= THE DATA =

·····

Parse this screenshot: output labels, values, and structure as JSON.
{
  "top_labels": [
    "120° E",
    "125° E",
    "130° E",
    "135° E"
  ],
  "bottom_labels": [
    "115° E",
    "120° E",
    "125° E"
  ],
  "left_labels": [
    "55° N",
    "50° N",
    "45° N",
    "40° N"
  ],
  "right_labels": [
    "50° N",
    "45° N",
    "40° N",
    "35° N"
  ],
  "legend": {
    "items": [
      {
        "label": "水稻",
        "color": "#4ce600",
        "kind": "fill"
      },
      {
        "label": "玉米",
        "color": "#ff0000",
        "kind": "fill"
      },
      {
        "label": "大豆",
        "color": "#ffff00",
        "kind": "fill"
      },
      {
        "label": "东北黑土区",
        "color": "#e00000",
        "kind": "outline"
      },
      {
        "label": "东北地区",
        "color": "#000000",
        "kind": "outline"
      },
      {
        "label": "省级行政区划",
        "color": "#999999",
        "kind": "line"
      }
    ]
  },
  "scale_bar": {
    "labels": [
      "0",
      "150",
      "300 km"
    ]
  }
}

·····

= REQUIRED TASK =
Take the listing above and set it down exactly.

= EXERCISE RESPONSE =
Parse this screenshot: output labels, values, and structure as JSON.
{
  "top_labels": [
    "120° E",
    "125° E",
    "130° E",
    "135° E"
  ],
  "bottom_labels": [
    "115° E",
    "120° E",
    "125° E"
  ],
  "left_labels": [
    "55° N",
    "50° N",
    "45° N",
    "40° N"
  ],
  "right_labels": [
    "50° N",
    "45° N",
    "40° N",
    "35° N"
  ],
  "legend": {
    "items": [
      {
        "label": "水稻",
        "color": "#4ce600",
        "kind": "fill"
      },
      {
        "label": "玉米",
        "color": "#ff0000",
        "kind": "fill"
      },
      {
        "label": "大豆",
        "color": "#ffff00",
        "kind": "fill"
      },
      {
        "label": "东北黑土区",
        "color": "#e00000",
        "kind": "outline"
      },
      {
        "label": "东北地区",
        "color": "#000000",
        "kind": "outline"
      },
      {
        "label": "省级行政区划",
        "color": "#999999",
        "kind": "line"
      }
    ]
  },
  "scale_bar": {
    "labels": [
      "0",
      "150",
      "300 km"
    ]
  }
}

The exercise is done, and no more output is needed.